(Raw records)
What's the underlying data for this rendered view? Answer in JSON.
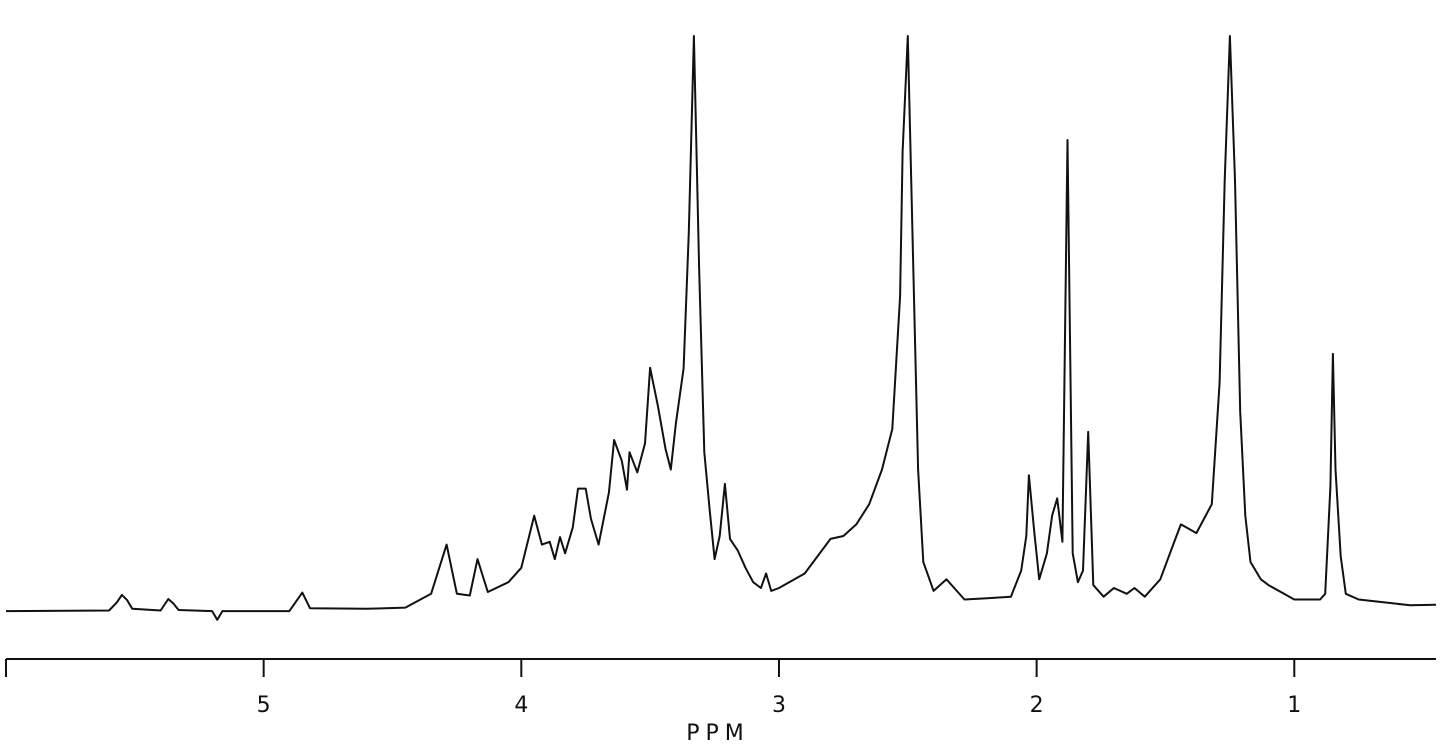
{
  "chart_data": {
    "type": "line",
    "title": "",
    "xlabel": "PPM",
    "ylabel": "",
    "x_reversed": true,
    "xlim": [
      6.0,
      0.45
    ],
    "ylim": [
      0,
      100
    ],
    "grid": false,
    "legend": "none",
    "ticks": [
      {
        "value": 6,
        "label": ""
      },
      {
        "value": 5,
        "label": "5"
      },
      {
        "value": 4,
        "label": "4"
      },
      {
        "value": 3,
        "label": "3"
      },
      {
        "value": 2,
        "label": "2"
      },
      {
        "value": 1,
        "label": "1"
      }
    ],
    "series": [
      {
        "name": "",
        "clipped_peaks_at_ppm": [
          3.33,
          2.5,
          1.25
        ],
        "points": [
          [
            6.0,
            0.5
          ],
          [
            5.6,
            0.6
          ],
          [
            5.57,
            2.0
          ],
          [
            5.55,
            3.3
          ],
          [
            5.53,
            2.4
          ],
          [
            5.51,
            0.9
          ],
          [
            5.4,
            0.6
          ],
          [
            5.37,
            2.6
          ],
          [
            5.35,
            1.8
          ],
          [
            5.33,
            0.7
          ],
          [
            5.2,
            0.5
          ],
          [
            5.18,
            -1.0
          ],
          [
            5.16,
            0.5
          ],
          [
            4.9,
            0.5
          ],
          [
            4.85,
            3.7
          ],
          [
            4.82,
            1.0
          ],
          [
            4.6,
            0.9
          ],
          [
            4.45,
            1.1
          ],
          [
            4.35,
            3.5
          ],
          [
            4.29,
            12.0
          ],
          [
            4.25,
            3.5
          ],
          [
            4.2,
            3.2
          ],
          [
            4.17,
            9.5
          ],
          [
            4.13,
            3.8
          ],
          [
            4.05,
            5.5
          ],
          [
            4.0,
            8.0
          ],
          [
            3.95,
            17.0
          ],
          [
            3.92,
            12.0
          ],
          [
            3.89,
            12.5
          ],
          [
            3.87,
            9.5
          ],
          [
            3.85,
            13.3
          ],
          [
            3.83,
            10.5
          ],
          [
            3.8,
            15.0
          ],
          [
            3.78,
            21.7
          ],
          [
            3.75,
            21.7
          ],
          [
            3.73,
            16.5
          ],
          [
            3.7,
            12.0
          ],
          [
            3.66,
            21.0
          ],
          [
            3.64,
            30.1
          ],
          [
            3.61,
            26.5
          ],
          [
            3.59,
            21.5
          ],
          [
            3.58,
            28.0
          ],
          [
            3.55,
            24.5
          ],
          [
            3.52,
            29.5
          ],
          [
            3.5,
            42.6
          ],
          [
            3.47,
            36.0
          ],
          [
            3.44,
            28.5
          ],
          [
            3.42,
            25.0
          ],
          [
            3.4,
            33.0
          ],
          [
            3.37,
            42.5
          ],
          [
            3.35,
            66.0
          ],
          [
            3.33,
            100
          ],
          [
            3.31,
            60.0
          ],
          [
            3.29,
            28.0
          ],
          [
            3.27,
            18.5
          ],
          [
            3.25,
            9.5
          ],
          [
            3.23,
            13.5
          ],
          [
            3.21,
            22.5
          ],
          [
            3.19,
            13.0
          ],
          [
            3.16,
            11.0
          ],
          [
            3.13,
            8.0
          ],
          [
            3.1,
            5.5
          ],
          [
            3.07,
            4.5
          ],
          [
            3.05,
            7.0
          ],
          [
            3.03,
            4.0
          ],
          [
            3.0,
            4.5
          ],
          [
            2.9,
            7.0
          ],
          [
            2.8,
            13.0
          ],
          [
            2.75,
            13.5
          ],
          [
            2.7,
            15.5
          ],
          [
            2.65,
            19.0
          ],
          [
            2.6,
            25.0
          ],
          [
            2.56,
            32.0
          ],
          [
            2.53,
            55.0
          ],
          [
            2.52,
            80.0
          ],
          [
            2.5,
            100
          ],
          [
            2.48,
            62.0
          ],
          [
            2.46,
            25.0
          ],
          [
            2.44,
            9.0
          ],
          [
            2.4,
            4.0
          ],
          [
            2.35,
            6.0
          ],
          [
            2.32,
            4.5
          ],
          [
            2.28,
            2.5
          ],
          [
            2.2,
            2.7
          ],
          [
            2.1,
            3.0
          ],
          [
            2.06,
            7.5
          ],
          [
            2.04,
            13.5
          ],
          [
            2.03,
            24.0
          ],
          [
            2.01,
            14.5
          ],
          [
            1.99,
            6.0
          ],
          [
            1.96,
            10.5
          ],
          [
            1.94,
            17.0
          ],
          [
            1.92,
            20.0
          ],
          [
            1.9,
            12.5
          ],
          [
            1.88,
            82.0
          ],
          [
            1.86,
            10.5
          ],
          [
            1.84,
            5.5
          ],
          [
            1.82,
            7.5
          ],
          [
            1.8,
            31.5
          ],
          [
            1.78,
            5.0
          ],
          [
            1.74,
            3.0
          ],
          [
            1.7,
            4.5
          ],
          [
            1.65,
            3.5
          ],
          [
            1.62,
            4.5
          ],
          [
            1.58,
            3.0
          ],
          [
            1.52,
            6.0
          ],
          [
            1.47,
            12.0
          ],
          [
            1.44,
            15.5
          ],
          [
            1.42,
            15.0
          ],
          [
            1.38,
            14.0
          ],
          [
            1.35,
            16.5
          ],
          [
            1.32,
            19.0
          ],
          [
            1.29,
            40.0
          ],
          [
            1.27,
            75.0
          ],
          [
            1.25,
            100
          ],
          [
            1.23,
            75.0
          ],
          [
            1.21,
            35.0
          ],
          [
            1.19,
            17.0
          ],
          [
            1.17,
            9.0
          ],
          [
            1.13,
            6.0
          ],
          [
            1.1,
            5.0
          ],
          [
            1.0,
            2.5
          ],
          [
            0.9,
            2.5
          ],
          [
            0.88,
            3.5
          ],
          [
            0.86,
            22.0
          ],
          [
            0.85,
            45.0
          ],
          [
            0.84,
            25.0
          ],
          [
            0.82,
            10.0
          ],
          [
            0.8,
            3.5
          ],
          [
            0.75,
            2.5
          ],
          [
            0.65,
            2.0
          ],
          [
            0.55,
            1.5
          ],
          [
            0.45,
            1.6
          ]
        ]
      }
    ]
  }
}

Given request:
Filter lines by "value" and return each hit.

Correct result:
        "value": 6,
        "value": 5,
        "value": 4,
        "value": 3,
        "value": 2,
        "value": 1,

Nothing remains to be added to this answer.